Exercise goal ::
Scan the material for the word "Bejan", and copy each line where it shows up.

[Stored items from a collection]
####
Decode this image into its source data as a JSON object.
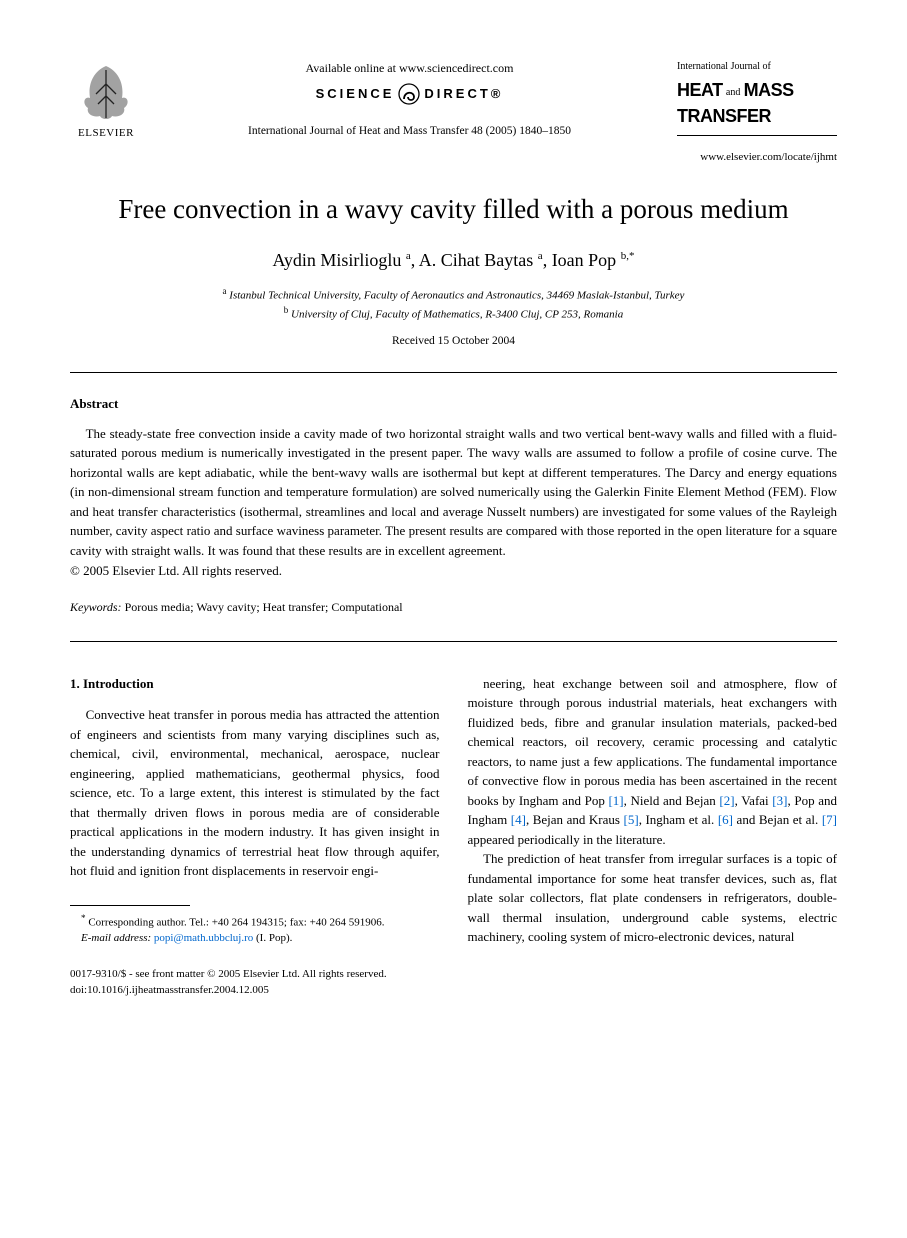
{
  "header": {
    "elsevier_label": "ELSEVIER",
    "available_online": "Available online at www.sciencedirect.com",
    "sciencedirect_left": "SCIENCE",
    "sciencedirect_right": "DIRECT®",
    "journal_citation": "International Journal of Heat and Mass Transfer 48 (2005) 1840–1850",
    "ij_label": "International Journal of",
    "hmt_heat": "HEAT",
    "hmt_and": "and",
    "hmt_mass": "MASS",
    "hmt_transfer": "TRANSFER",
    "locate_url": "www.elsevier.com/locate/ijhmt"
  },
  "title": "Free convection in a wavy cavity filled with a porous medium",
  "authors_html": "Aydin Misirlioglu <sup>a</sup>, A. Cihat Baytas <sup>a</sup>, Ioan Pop <sup>b,*</sup>",
  "authors": [
    {
      "name": "Aydin Misirlioglu",
      "aff": "a"
    },
    {
      "name": "A. Cihat Baytas",
      "aff": "a"
    },
    {
      "name": "Ioan Pop",
      "aff": "b,*"
    }
  ],
  "affiliations": [
    {
      "marker": "a",
      "text": "Istanbul Technical University, Faculty of Aeronautics and Astronautics, 34469 Maslak-Istanbul, Turkey"
    },
    {
      "marker": "b",
      "text": "University of Cluj, Faculty of Mathematics, R-3400 Cluj, CP 253, Romania"
    }
  ],
  "received": "Received 15 October 2004",
  "abstract": {
    "heading": "Abstract",
    "body": "The steady-state free convection inside a cavity made of two horizontal straight walls and two vertical bent-wavy walls and filled with a fluid-saturated porous medium is numerically investigated in the present paper. The wavy walls are assumed to follow a profile of cosine curve. The horizontal walls are kept adiabatic, while the bent-wavy walls are isothermal but kept at different temperatures. The Darcy and energy equations (in non-dimensional stream function and temperature formulation) are solved numerically using the Galerkin Finite Element Method (FEM). Flow and heat transfer characteristics (isothermal, streamlines and local and average Nusselt numbers) are investigated for some values of the Rayleigh number, cavity aspect ratio and surface waviness parameter. The present results are compared with those reported in the open literature for a square cavity with straight walls. It was found that these results are in excellent agreement.",
    "copyright": "© 2005 Elsevier Ltd. All rights reserved."
  },
  "keywords": {
    "label": "Keywords:",
    "text": "Porous media; Wavy cavity; Heat transfer; Computational"
  },
  "section1": {
    "heading": "1. Introduction",
    "col1": "Convective heat transfer in porous media has attracted the attention of engineers and scientists from many varying disciplines such as, chemical, civil, environmental, mechanical, aerospace, nuclear engineering, applied mathematicians, geothermal physics, food science, etc. To a large extent, this interest is stimulated by the fact that thermally driven flows in porous media are of considerable practical applications in the modern industry. It has given insight in the understanding dynamics of terrestrial heat flow through aquifer, hot fluid and ignition front displacements in reservoir engi-",
    "col2_a": "neering, heat exchange between soil and atmosphere, flow of moisture through porous industrial materials, heat exchangers with fluidized beds, fibre and granular insulation materials, packed-bed chemical reactors, oil recovery, ceramic processing and catalytic reactors, to name just a few applications. The fundamental importance of convective flow in porous media has been ascertained in the recent books by Ingham and Pop ",
    "refs": [
      "[1]",
      "[2]",
      "[3]",
      "[4]",
      "[5]",
      "[6]",
      "[7]"
    ],
    "col2_b": ", Nield and Bejan ",
    "col2_c": ", Vafai ",
    "col2_d": ", Pop and Ingham ",
    "col2_e": ", Bejan and Kraus ",
    "col2_f": ", Ingham et al. ",
    "col2_g": " and Bejan et al. ",
    "col2_h": " appeared periodically in the literature.",
    "col2_p2": "The prediction of heat transfer from irregular surfaces is a topic of fundamental importance for some heat transfer devices, such as, flat plate solar collectors, flat plate condensers in refrigerators, double-wall thermal insulation, underground cable systems, electric machinery, cooling system of micro-electronic devices, natural"
  },
  "footnote": {
    "corr": "Corresponding author. Tel.: +40 264 194315; fax: +40 264 591906.",
    "email_label": "E-mail address:",
    "email": "popi@math.ubbcluj.ro",
    "email_tail": "(I. Pop)."
  },
  "bottom": {
    "line1": "0017-9310/$ - see front matter © 2005 Elsevier Ltd. All rights reserved.",
    "line2": "doi:10.1016/j.ijheatmasstransfer.2004.12.005"
  },
  "colors": {
    "text": "#000000",
    "link": "#0066cc",
    "background": "#ffffff"
  }
}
####
Correct output ::
    "col2_b": ", Nield and Bejan ",
    "col2_e": ", Bejan and Kraus ",
    "col2_g": " and Bejan et al. ",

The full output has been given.